_Your task_: From the entries below, count every line that contains the word "screenshot". Please give the number and nothing else.

_Data listing_:
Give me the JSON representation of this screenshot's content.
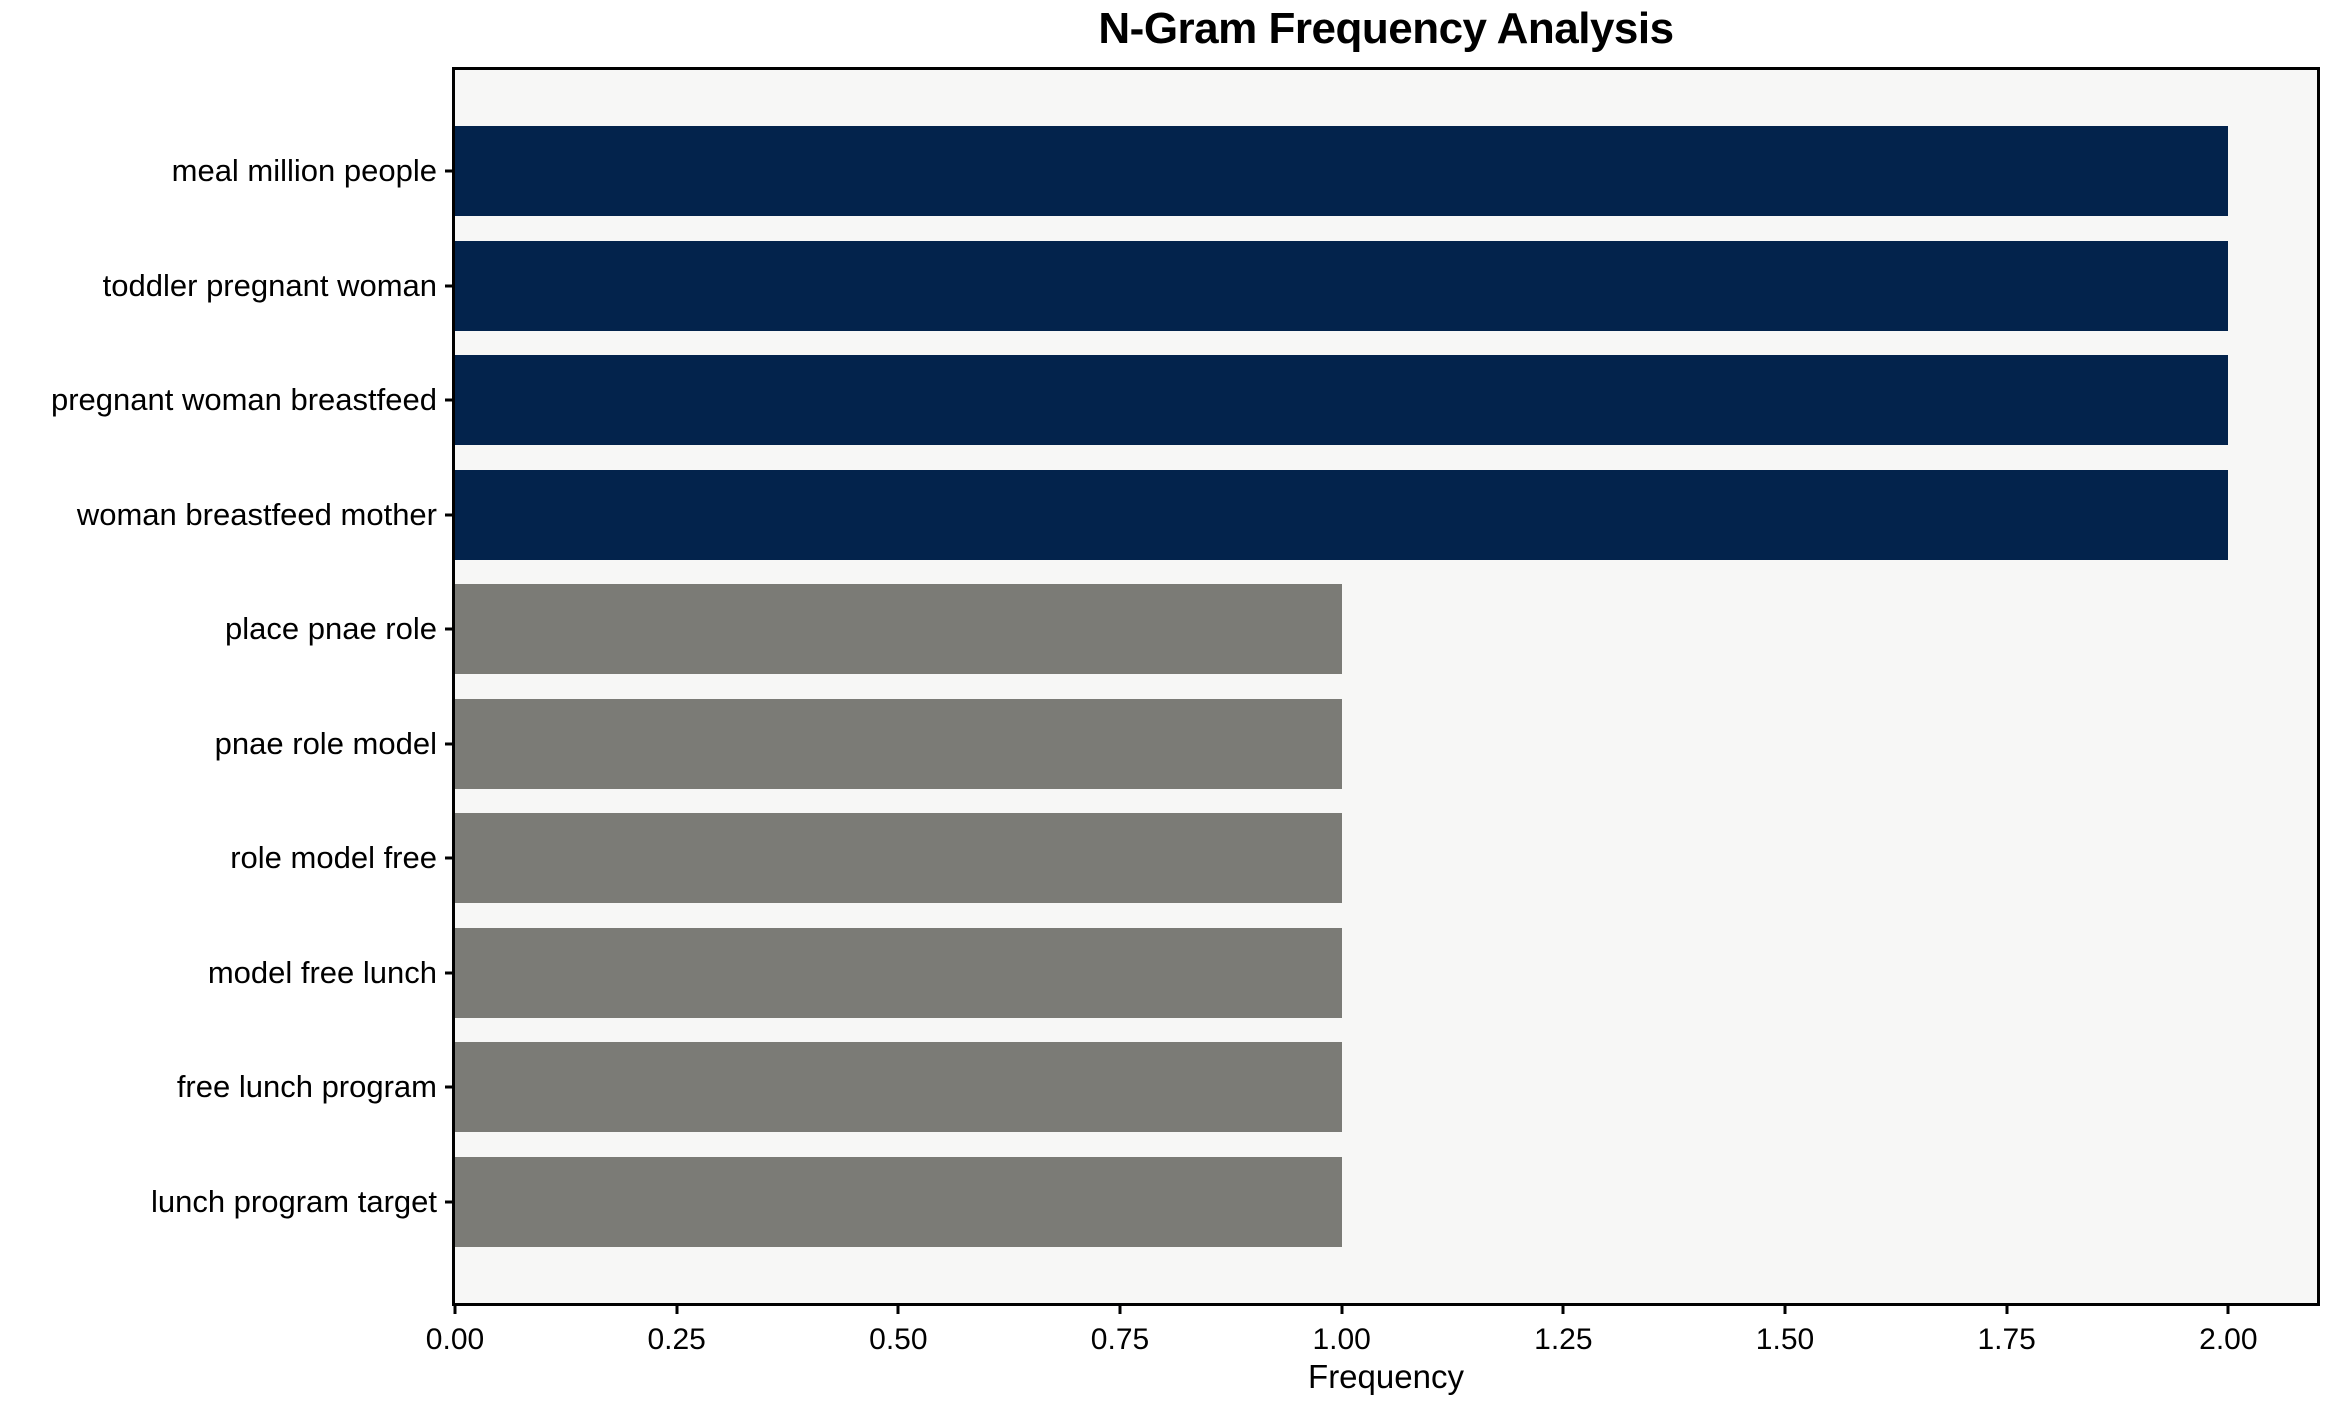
{
  "chart_data": {
    "type": "bar",
    "orientation": "horizontal",
    "title": "N-Gram Frequency Analysis",
    "xlabel": "Frequency",
    "ylabel": "",
    "categories": [
      "meal million people",
      "toddler pregnant woman",
      "pregnant woman breastfeed",
      "woman breastfeed mother",
      "place pnae role",
      "pnae role model",
      "role model free",
      "model free lunch",
      "free lunch program",
      "lunch program target"
    ],
    "values": [
      2,
      2,
      2,
      2,
      1,
      1,
      1,
      1,
      1,
      1
    ],
    "bar_colors": [
      "#03234c",
      "#03234c",
      "#03234c",
      "#03234c",
      "#7b7b76",
      "#7b7b76",
      "#7b7b76",
      "#7b7b76",
      "#7b7b76",
      "#7b7b76"
    ],
    "xlim": [
      0,
      2.1
    ],
    "xticks": [
      0,
      0.25,
      0.5,
      0.75,
      1.0,
      1.25,
      1.5,
      1.75,
      2.0
    ],
    "xtick_labels": [
      "0.00",
      "0.25",
      "0.50",
      "0.75",
      "1.00",
      "1.25",
      "1.50",
      "1.75",
      "2.00"
    ],
    "grid": false,
    "legend_position": "none",
    "plot_background": "#f7f7f6",
    "figure_background": "#ffffff",
    "spine_color": "#000000"
  }
}
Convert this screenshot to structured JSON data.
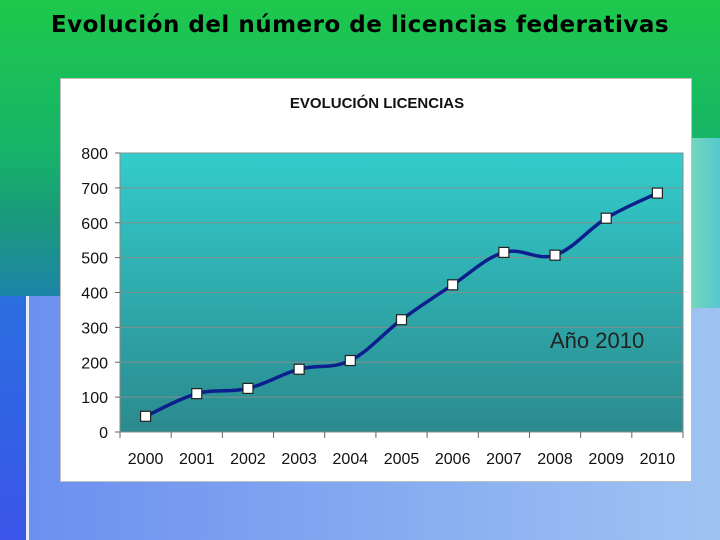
{
  "slide": {
    "title": "Evolución del número de licencias federativas",
    "overlay_text": "Año 2010"
  },
  "chart_data": {
    "type": "line",
    "title": "EVOLUCIÓN LICENCIAS",
    "xlabel": "",
    "ylabel": "",
    "categories": [
      "2000",
      "2001",
      "2002",
      "2003",
      "2004",
      "2005",
      "2006",
      "2007",
      "2008",
      "2009",
      "2010"
    ],
    "series": [
      {
        "values": [
          45,
          110,
          125,
          180,
          205,
          322,
          422,
          515,
          507,
          613,
          685
        ]
      }
    ],
    "ylim": [
      0,
      800
    ],
    "yticks": [
      0,
      100,
      200,
      300,
      400,
      500,
      600,
      700,
      800
    ],
    "grid": true,
    "legend": "none",
    "colors": {
      "line": "#0d1f8c",
      "marker_fill": "#ffffff",
      "marker_stroke": "#222222",
      "plot_top": "#33cccc",
      "plot_bottom": "#2b8a8e"
    }
  }
}
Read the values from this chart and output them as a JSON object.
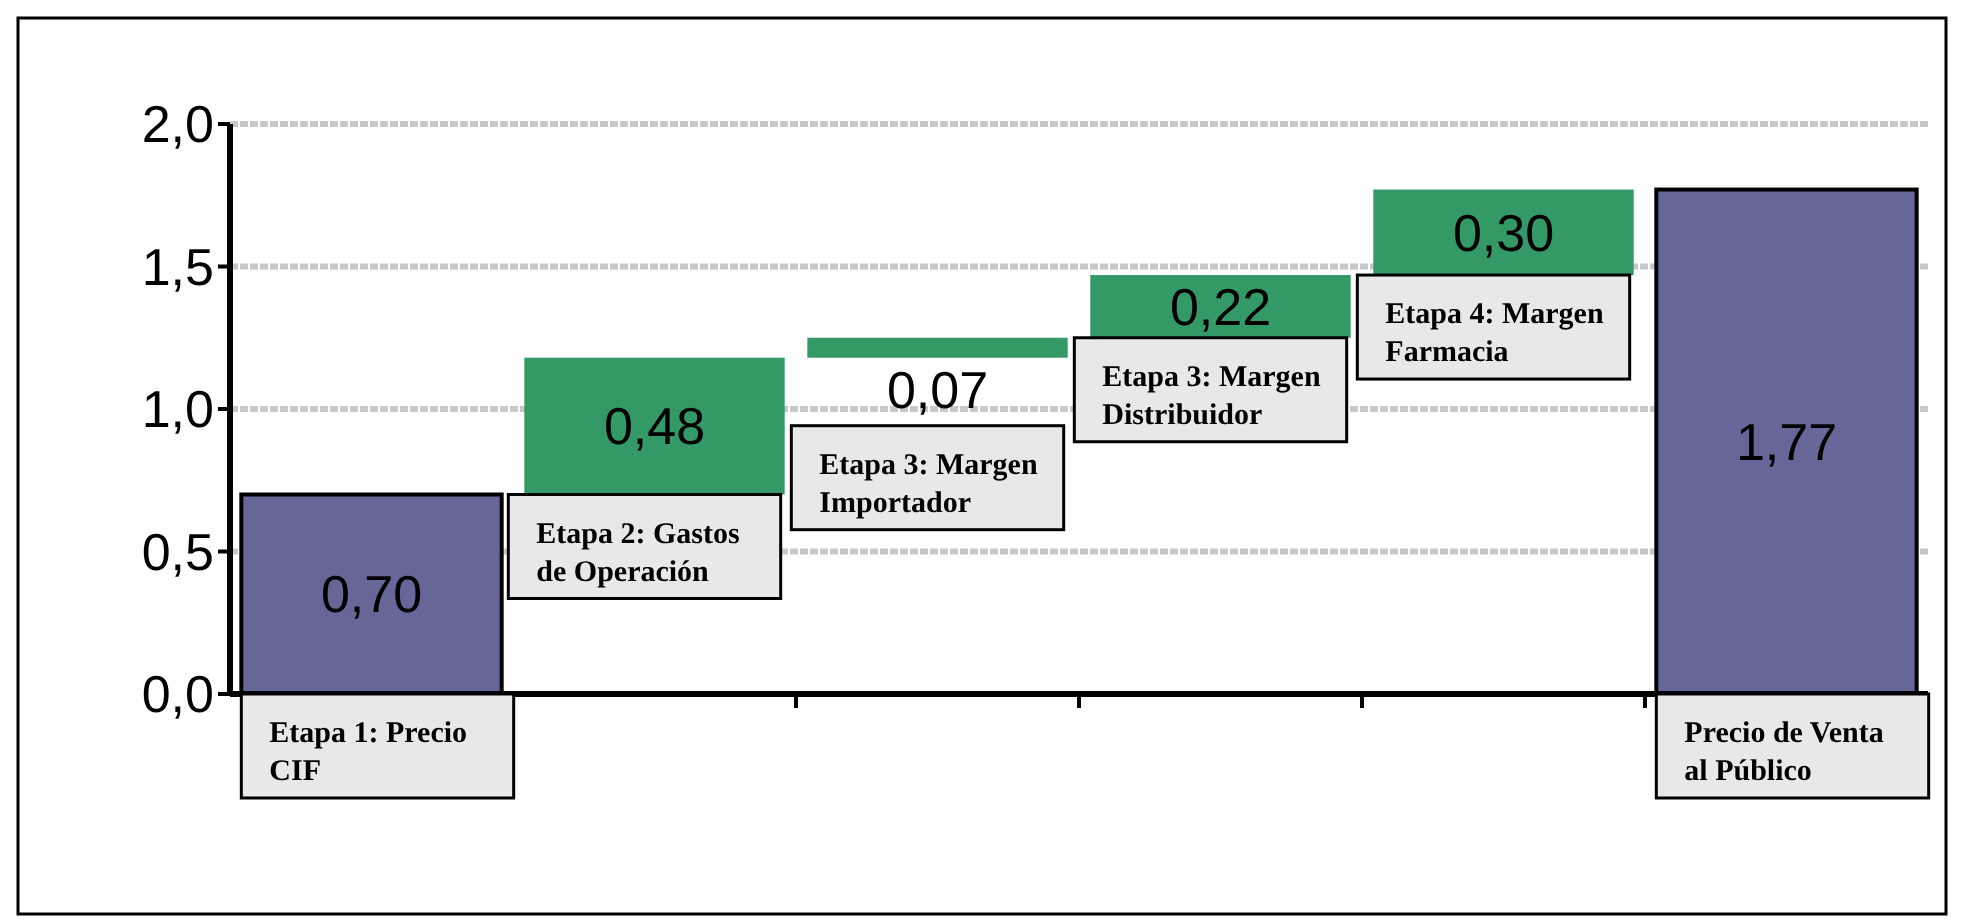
{
  "chart_data": {
    "type": "bar",
    "categories": [
      "Etapa 1: Precio CIF",
      "Etapa 2: Gastos de Operación",
      "Etapa 3: Margen Importador",
      "Etapa 3: Margen Distribuidor",
      "Etapa 4: Margen Farmacia",
      "Precio de Venta al Público"
    ],
    "values": [
      0.7,
      0.48,
      0.07,
      0.22,
      0.3,
      1.77
    ],
    "base": [
      0,
      0.7,
      1.18,
      1.25,
      1.47,
      0
    ],
    "colors": [
      "#666699",
      "#339966",
      "#339966",
      "#339966",
      "#339966",
      "#666699"
    ],
    "value_labels": [
      "0,70",
      "0,48",
      "0,07",
      "0,22",
      "0,30",
      "1,77"
    ],
    "ylim": [
      0,
      2
    ],
    "yticks": [
      {
        "value": 0,
        "label": "0,0"
      },
      {
        "value": 0.5,
        "label": "0,5"
      },
      {
        "value": 1,
        "label": "1,0"
      },
      {
        "value": 1.5,
        "label": "1,5"
      },
      {
        "value": 2,
        "label": "2,0"
      }
    ],
    "grid": "y"
  }
}
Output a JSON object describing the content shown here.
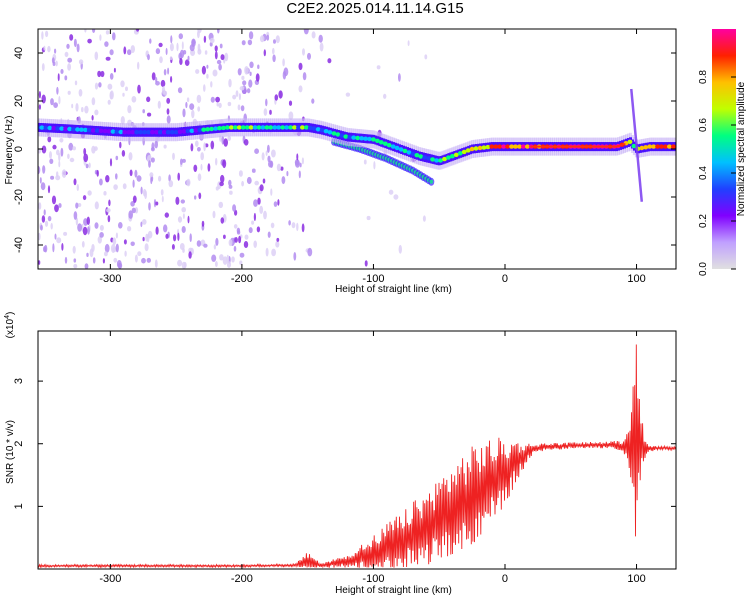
{
  "title": "C2E2.2025.014.11.14.G15",
  "colors": {
    "rainbow": [
      "#e0e0e0",
      "#c0a0ff",
      "#8000ff",
      "#2040ff",
      "#00c0ff",
      "#00ff80",
      "#c0ff00",
      "#ffc000",
      "#ff2000",
      "#ff00a0"
    ],
    "snr_line": "#ee2222",
    "axis": "#000000"
  },
  "chart_data": [
    {
      "type": "heatmap",
      "title": "",
      "xlabel": "Height of straight line (km)",
      "ylabel": "Frequency (Hz)",
      "xlim": [
        -355,
        130
      ],
      "ylim": [
        -50,
        50
      ],
      "xticks": [
        -300,
        -200,
        -100,
        0,
        100
      ],
      "yticks": [
        -40,
        -20,
        0,
        20,
        40
      ],
      "colorbar": {
        "label": "Normalized spectral amplitude",
        "ticks": [
          "0.0",
          "0.2",
          "0.4",
          "0.6",
          "0.8"
        ],
        "range": [
          0,
          1
        ]
      },
      "ridge": {
        "x": [
          -355,
          -320,
          -290,
          -250,
          -210,
          -180,
          -150,
          -140,
          -120,
          -100,
          -80,
          -65,
          -50,
          -40,
          -25,
          -10,
          0,
          20,
          50,
          85,
          95,
          100,
          110,
          130
        ],
        "frequency": [
          9,
          8,
          7,
          7,
          9,
          9,
          9,
          8,
          5,
          4,
          0,
          -3,
          -5,
          -3,
          0,
          1,
          1,
          1,
          1,
          1,
          3,
          0,
          1,
          1
        ],
        "amplitude": [
          0.35,
          0.35,
          0.3,
          0.3,
          0.55,
          0.55,
          0.5,
          0.45,
          0.5,
          0.5,
          0.45,
          0.45,
          0.5,
          0.6,
          0.75,
          0.8,
          0.85,
          0.9,
          0.95,
          0.95,
          0.7,
          0.6,
          0.8,
          0.85
        ]
      },
      "secondary_branch": {
        "x": [
          -130,
          -110,
          -90,
          -70,
          -55
        ],
        "frequency": [
          3,
          0,
          -4,
          -9,
          -14
        ]
      },
      "spike": {
        "x": [
          96,
          104
        ],
        "frequency": [
          25,
          -22
        ]
      }
    },
    {
      "type": "line",
      "title": "",
      "xlabel": "Height of straight line (km)",
      "ylabel": "SNR (10 * v/v)",
      "scale_label": "(x10",
      "scale_exponent": "4",
      "scale_suffix": ")",
      "xlim": [
        -355,
        130
      ],
      "ylim": [
        0,
        3.8
      ],
      "xticks": [
        -300,
        -200,
        -100,
        0,
        100
      ],
      "yticks": [
        1,
        2,
        3
      ],
      "series": [
        {
          "envelope_x": [
            -355,
            -200,
            -160,
            -150,
            -140,
            -120,
            -100,
            -80,
            -60,
            -40,
            -20,
            -10,
            0,
            10,
            20,
            30,
            50,
            70,
            90,
            95,
            98,
            100,
            103,
            108,
            115,
            130
          ],
          "envelope_y": [
            0.05,
            0.05,
            0.06,
            0.12,
            0.06,
            0.12,
            0.25,
            0.45,
            0.65,
            0.95,
            1.25,
            1.4,
            1.55,
            1.75,
            1.9,
            1.95,
            1.97,
            1.98,
            1.97,
            2.0,
            2.1,
            2.0,
            1.95,
            1.93,
            1.93,
            1.93
          ],
          "noise_y": [
            0.02,
            0.02,
            0.02,
            0.15,
            0.03,
            0.12,
            0.3,
            0.45,
            0.6,
            0.75,
            0.8,
            0.7,
            0.55,
            0.3,
            0.1,
            0.06,
            0.05,
            0.05,
            0.08,
            0.5,
            1.8,
            1.6,
            0.6,
            0.08,
            0.03,
            0.03
          ]
        }
      ]
    }
  ]
}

_Exercise result_: 2